*Written instruction:* Using the material below, copy every line where "bank" appears.

※

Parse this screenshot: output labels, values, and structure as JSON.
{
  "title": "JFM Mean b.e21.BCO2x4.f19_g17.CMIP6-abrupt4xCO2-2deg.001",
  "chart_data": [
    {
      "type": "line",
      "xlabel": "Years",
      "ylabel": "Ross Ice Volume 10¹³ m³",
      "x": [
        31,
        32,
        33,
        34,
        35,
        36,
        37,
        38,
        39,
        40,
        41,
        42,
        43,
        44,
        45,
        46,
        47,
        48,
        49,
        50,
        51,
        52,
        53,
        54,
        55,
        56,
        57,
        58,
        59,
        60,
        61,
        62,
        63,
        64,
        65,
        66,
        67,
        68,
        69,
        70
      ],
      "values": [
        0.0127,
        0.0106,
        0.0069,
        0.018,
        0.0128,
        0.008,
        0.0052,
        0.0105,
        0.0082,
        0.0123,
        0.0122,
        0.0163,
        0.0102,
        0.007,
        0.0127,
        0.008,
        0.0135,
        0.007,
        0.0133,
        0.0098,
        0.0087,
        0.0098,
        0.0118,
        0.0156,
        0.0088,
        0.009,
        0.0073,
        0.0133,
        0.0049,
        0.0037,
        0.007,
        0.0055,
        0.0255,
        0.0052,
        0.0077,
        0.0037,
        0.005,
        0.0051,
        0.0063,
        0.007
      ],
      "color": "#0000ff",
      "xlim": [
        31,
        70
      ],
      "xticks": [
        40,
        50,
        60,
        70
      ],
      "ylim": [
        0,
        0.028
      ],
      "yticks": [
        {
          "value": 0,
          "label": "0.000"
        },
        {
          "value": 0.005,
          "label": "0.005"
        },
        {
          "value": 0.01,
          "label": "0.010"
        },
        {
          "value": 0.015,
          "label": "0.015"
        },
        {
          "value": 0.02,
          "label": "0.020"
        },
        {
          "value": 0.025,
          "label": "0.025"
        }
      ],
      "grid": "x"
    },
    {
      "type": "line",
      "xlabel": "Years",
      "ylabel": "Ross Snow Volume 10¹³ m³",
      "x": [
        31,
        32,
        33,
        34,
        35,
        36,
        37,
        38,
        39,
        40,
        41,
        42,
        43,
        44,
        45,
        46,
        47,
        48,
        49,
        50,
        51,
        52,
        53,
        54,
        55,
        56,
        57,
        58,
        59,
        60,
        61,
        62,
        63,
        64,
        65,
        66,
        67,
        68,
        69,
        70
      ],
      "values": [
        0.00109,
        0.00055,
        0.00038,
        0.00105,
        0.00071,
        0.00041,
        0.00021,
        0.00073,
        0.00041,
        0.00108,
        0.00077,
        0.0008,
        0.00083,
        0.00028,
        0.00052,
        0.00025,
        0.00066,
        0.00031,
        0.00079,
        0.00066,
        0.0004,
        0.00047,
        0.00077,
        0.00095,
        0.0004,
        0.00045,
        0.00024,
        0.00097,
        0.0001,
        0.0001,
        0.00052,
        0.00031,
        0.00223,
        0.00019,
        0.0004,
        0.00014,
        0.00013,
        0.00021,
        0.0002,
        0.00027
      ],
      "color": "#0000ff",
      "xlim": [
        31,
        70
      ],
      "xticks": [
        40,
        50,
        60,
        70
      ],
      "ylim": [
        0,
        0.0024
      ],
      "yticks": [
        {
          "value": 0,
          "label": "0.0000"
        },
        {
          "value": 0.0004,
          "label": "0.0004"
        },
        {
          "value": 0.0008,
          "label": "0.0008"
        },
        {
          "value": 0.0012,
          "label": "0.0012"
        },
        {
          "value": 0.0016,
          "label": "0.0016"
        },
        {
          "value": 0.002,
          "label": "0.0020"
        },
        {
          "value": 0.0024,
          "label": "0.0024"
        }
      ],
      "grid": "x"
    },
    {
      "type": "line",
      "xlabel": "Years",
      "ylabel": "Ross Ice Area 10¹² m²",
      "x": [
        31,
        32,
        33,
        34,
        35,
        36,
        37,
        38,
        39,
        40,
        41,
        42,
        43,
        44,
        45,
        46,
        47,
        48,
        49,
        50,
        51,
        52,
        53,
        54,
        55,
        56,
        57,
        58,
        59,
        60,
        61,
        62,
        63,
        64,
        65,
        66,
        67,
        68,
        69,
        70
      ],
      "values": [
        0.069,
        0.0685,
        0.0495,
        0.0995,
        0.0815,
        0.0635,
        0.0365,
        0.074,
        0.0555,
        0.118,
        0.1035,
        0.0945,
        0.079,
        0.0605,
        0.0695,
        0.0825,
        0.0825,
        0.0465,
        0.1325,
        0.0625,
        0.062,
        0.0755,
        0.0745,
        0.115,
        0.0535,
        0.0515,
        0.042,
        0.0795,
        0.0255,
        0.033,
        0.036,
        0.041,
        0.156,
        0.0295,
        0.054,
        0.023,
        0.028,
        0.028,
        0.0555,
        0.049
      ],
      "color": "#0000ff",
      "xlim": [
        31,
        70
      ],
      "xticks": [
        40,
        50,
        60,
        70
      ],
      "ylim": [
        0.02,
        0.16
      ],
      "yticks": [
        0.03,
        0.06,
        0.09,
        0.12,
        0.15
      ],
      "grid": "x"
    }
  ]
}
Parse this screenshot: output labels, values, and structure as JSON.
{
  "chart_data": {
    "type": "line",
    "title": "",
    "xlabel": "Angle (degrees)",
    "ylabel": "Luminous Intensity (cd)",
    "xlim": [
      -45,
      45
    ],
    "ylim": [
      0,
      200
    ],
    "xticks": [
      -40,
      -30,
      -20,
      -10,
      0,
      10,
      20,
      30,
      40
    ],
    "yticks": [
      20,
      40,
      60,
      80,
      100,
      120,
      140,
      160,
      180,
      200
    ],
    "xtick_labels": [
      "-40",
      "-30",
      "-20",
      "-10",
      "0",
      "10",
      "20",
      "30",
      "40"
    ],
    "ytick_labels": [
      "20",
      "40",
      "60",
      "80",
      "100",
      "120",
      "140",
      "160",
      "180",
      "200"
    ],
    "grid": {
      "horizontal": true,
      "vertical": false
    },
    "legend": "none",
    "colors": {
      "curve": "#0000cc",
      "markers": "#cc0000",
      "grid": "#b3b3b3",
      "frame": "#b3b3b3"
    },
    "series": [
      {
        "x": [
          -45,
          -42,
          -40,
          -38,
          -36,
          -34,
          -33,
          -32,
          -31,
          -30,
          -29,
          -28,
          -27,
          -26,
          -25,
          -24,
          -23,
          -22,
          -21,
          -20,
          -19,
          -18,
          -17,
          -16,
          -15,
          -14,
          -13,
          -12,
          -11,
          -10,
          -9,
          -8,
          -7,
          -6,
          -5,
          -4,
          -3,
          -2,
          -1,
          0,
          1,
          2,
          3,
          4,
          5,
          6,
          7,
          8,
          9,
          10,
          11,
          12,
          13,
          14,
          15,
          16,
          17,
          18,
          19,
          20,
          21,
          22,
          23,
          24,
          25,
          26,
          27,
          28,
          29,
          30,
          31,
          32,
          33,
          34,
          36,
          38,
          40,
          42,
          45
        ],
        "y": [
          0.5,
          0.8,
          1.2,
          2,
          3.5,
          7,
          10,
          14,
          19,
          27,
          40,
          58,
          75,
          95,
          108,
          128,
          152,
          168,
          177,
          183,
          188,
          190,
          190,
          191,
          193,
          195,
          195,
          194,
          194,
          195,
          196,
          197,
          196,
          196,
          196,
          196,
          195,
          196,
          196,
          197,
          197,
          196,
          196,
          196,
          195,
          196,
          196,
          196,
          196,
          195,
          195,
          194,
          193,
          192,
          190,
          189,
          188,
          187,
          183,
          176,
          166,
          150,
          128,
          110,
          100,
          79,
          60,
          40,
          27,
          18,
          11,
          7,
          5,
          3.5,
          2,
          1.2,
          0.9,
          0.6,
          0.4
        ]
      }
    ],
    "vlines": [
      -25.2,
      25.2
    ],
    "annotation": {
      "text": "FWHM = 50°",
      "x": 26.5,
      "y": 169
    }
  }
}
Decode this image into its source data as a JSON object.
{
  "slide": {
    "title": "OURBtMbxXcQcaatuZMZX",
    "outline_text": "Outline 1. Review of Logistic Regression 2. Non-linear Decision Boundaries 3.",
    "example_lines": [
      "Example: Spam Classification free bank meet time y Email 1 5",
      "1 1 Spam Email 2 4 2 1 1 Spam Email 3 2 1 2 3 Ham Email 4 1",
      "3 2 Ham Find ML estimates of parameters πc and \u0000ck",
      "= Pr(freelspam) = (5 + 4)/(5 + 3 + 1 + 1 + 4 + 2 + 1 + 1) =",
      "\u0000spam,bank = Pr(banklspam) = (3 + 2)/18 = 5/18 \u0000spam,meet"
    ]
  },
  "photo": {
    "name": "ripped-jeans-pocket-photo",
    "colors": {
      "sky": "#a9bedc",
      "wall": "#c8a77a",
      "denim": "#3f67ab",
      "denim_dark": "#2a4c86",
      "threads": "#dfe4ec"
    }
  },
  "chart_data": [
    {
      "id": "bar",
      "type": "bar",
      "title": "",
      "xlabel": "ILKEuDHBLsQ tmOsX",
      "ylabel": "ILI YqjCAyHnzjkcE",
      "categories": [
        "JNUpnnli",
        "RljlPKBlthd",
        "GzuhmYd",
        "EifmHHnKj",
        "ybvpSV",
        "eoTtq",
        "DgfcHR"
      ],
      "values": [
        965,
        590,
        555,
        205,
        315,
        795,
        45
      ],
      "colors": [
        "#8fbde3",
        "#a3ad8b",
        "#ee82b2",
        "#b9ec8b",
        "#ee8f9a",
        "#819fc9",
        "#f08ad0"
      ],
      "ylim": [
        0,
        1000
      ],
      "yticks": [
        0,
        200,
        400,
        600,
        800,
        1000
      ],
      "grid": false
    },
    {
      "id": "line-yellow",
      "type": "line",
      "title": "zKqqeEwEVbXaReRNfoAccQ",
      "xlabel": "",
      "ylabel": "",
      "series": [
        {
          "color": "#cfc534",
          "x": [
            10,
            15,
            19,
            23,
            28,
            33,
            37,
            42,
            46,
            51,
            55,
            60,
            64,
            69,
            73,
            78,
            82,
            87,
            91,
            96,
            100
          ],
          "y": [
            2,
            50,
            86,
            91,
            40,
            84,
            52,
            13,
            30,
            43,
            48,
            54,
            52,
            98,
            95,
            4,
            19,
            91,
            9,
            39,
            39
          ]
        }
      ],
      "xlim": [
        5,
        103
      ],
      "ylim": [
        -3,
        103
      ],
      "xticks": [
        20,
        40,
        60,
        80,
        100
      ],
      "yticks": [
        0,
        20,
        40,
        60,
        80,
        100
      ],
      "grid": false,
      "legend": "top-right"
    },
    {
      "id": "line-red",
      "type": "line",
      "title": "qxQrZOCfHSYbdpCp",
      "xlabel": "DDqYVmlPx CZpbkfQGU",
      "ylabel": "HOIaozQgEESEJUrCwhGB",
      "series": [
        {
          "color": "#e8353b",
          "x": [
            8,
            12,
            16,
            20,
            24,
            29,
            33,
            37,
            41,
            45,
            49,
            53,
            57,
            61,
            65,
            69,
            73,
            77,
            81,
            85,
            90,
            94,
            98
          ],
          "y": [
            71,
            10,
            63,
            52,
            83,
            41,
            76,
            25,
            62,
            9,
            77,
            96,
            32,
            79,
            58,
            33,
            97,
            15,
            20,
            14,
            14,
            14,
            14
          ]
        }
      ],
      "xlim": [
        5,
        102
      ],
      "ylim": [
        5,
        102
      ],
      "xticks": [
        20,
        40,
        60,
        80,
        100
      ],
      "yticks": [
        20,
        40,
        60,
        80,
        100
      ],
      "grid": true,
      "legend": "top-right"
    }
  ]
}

※

*Result of the exercise:*
      "Example: Spam Classification free bank meet time y Email 1 5",
      "\u0000spam,bank = Pr(banklspam) = (3 + 2)/18 = 5/18 \u0000spam,meet"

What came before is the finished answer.